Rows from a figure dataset
········

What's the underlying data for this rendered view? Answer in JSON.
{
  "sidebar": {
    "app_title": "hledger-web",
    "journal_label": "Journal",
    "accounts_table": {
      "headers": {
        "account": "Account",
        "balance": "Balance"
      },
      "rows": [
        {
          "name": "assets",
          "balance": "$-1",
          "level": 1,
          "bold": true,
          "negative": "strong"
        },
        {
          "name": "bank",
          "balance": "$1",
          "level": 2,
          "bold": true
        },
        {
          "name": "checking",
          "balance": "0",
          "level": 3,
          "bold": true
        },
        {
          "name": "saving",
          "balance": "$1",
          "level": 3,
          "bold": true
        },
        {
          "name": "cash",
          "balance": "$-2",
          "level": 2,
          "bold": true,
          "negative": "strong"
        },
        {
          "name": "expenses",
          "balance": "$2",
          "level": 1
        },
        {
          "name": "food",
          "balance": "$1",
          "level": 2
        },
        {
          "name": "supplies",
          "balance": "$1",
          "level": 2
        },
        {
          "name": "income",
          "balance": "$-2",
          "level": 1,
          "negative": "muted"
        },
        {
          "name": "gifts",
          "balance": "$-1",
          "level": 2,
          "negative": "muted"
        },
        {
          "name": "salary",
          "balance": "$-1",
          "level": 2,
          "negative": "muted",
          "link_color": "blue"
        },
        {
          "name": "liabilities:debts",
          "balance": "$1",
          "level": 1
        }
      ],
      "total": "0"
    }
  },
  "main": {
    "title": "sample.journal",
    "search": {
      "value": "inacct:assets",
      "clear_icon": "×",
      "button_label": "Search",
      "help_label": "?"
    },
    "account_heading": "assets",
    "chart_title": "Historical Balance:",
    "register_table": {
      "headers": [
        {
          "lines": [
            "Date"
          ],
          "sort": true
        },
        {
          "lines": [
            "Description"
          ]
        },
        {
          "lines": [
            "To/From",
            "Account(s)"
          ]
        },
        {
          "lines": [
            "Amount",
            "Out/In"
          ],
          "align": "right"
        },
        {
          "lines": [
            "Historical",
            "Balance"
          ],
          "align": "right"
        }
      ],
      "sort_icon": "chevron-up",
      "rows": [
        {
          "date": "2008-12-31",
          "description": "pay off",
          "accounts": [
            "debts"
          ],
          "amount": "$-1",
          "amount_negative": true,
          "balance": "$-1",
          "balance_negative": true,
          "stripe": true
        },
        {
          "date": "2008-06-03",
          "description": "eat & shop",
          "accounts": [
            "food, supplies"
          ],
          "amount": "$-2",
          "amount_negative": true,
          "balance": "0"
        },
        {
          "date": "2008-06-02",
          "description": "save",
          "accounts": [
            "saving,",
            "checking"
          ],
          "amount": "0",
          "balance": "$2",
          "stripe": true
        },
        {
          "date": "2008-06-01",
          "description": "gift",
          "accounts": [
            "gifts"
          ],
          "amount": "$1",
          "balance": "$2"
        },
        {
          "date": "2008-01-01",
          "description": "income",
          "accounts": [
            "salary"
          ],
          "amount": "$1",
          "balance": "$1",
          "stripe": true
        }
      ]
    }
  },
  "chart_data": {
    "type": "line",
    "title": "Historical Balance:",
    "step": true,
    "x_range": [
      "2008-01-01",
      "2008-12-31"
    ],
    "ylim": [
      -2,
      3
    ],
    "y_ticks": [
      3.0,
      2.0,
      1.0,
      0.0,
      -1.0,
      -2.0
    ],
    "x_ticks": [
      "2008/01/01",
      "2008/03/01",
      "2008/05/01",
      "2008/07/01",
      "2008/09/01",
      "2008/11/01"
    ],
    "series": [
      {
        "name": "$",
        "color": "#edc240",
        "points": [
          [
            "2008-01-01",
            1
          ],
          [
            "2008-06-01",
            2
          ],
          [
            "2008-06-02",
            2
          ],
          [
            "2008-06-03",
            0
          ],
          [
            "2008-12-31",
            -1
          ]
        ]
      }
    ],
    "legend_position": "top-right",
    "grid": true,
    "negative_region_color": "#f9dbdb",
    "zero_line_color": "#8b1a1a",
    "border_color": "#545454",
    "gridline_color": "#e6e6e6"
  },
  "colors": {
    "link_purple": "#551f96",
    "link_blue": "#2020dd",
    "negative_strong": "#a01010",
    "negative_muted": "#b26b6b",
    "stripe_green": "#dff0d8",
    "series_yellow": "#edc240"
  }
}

········

Repeat all of the entries exactly.

What's the underlying data for this rendered view? Answer in JSON.
{
  "sidebar": {
    "app_title": "hledger-web",
    "journal_label": "Journal",
    "accounts_table": {
      "headers": {
        "account": "Account",
        "balance": "Balance"
      },
      "rows": [
        {
          "name": "assets",
          "balance": "$-1",
          "level": 1,
          "bold": true,
          "negative": "strong"
        },
        {
          "name": "bank",
          "balance": "$1",
          "level": 2,
          "bold": true
        },
        {
          "name": "checking",
          "balance": "0",
          "level": 3,
          "bold": true
        },
        {
          "name": "saving",
          "balance": "$1",
          "level": 3,
          "bold": true
        },
        {
          "name": "cash",
          "balance": "$-2",
          "level": 2,
          "bold": true,
          "negative": "strong"
        },
        {
          "name": "expenses",
          "balance": "$2",
          "level": 1
        },
        {
          "name": "food",
          "balance": "$1",
          "level": 2
        },
        {
          "name": "supplies",
          "balance": "$1",
          "level": 2
        },
        {
          "name": "income",
          "balance": "$-2",
          "level": 1,
          "negative": "muted"
        },
        {
          "name": "gifts",
          "balance": "$-1",
          "level": 2,
          "negative": "muted"
        },
        {
          "name": "salary",
          "balance": "$-1",
          "level": 2,
          "negative": "muted",
          "link_color": "blue"
        },
        {
          "name": "liabilities:debts",
          "balance": "$1",
          "level": 1
        }
      ],
      "total": "0"
    }
  },
  "main": {
    "title": "sample.journal",
    "search": {
      "value": "inacct:assets",
      "clear_icon": "×",
      "button_label": "Search",
      "help_label": "?"
    },
    "account_heading": "assets",
    "chart_title": "Historical Balance:",
    "register_table": {
      "headers": [
        {
          "lines": [
            "Date"
          ],
          "sort": true
        },
        {
          "lines": [
            "Description"
          ]
        },
        {
          "lines": [
            "To/From",
            "Account(s)"
          ]
        },
        {
          "lines": [
            "Amount",
            "Out/In"
          ],
          "align": "right"
        },
        {
          "lines": [
            "Historical",
            "Balance"
          ],
          "align": "right"
        }
      ],
      "sort_icon": "chevron-up",
      "rows": [
        {
          "date": "2008-12-31",
          "description": "pay off",
          "accounts": [
            "debts"
          ],
          "amount": "$-1",
          "amount_negative": true,
          "balance": "$-1",
          "balance_negative": true,
          "stripe": true
        },
        {
          "date": "2008-06-03",
          "description": "eat & shop",
          "accounts": [
            "food, supplies"
          ],
          "amount": "$-2",
          "amount_negative": true,
          "balance": "0"
        },
        {
          "date": "2008-06-02",
          "description": "save",
          "accounts": [
            "saving,",
            "checking"
          ],
          "amount": "0",
          "balance": "$2",
          "stripe": true
        },
        {
          "date": "2008-06-01",
          "description": "gift",
          "accounts": [
            "gifts"
          ],
          "amount": "$1",
          "balance": "$2"
        },
        {
          "date": "2008-01-01",
          "description": "income",
          "accounts": [
            "salary"
          ],
          "amount": "$1",
          "balance": "$1",
          "stripe": true
        }
      ]
    }
  },
  "chart_data": {
    "type": "line",
    "title": "Historical Balance:",
    "step": true,
    "x_range": [
      "2008-01-01",
      "2008-12-31"
    ],
    "ylim": [
      -2,
      3
    ],
    "y_ticks": [
      3.0,
      2.0,
      1.0,
      0.0,
      -1.0,
      -2.0
    ],
    "x_ticks": [
      "2008/01/01",
      "2008/03/01",
      "2008/05/01",
      "2008/07/01",
      "2008/09/01",
      "2008/11/01"
    ],
    "series": [
      {
        "name": "$",
        "color": "#edc240",
        "points": [
          [
            "2008-01-01",
            1
          ],
          [
            "2008-06-01",
            2
          ],
          [
            "2008-06-02",
            2
          ],
          [
            "2008-06-03",
            0
          ],
          [
            "2008-12-31",
            -1
          ]
        ]
      }
    ],
    "legend_position": "top-right",
    "grid": true,
    "negative_region_color": "#f9dbdb",
    "zero_line_color": "#8b1a1a",
    "border_color": "#545454",
    "gridline_color": "#e6e6e6"
  },
  "colors": {
    "link_purple": "#551f96",
    "link_blue": "#2020dd",
    "negative_strong": "#a01010",
    "negative_muted": "#b26b6b",
    "stripe_green": "#dff0d8",
    "series_yellow": "#edc240"
  }
}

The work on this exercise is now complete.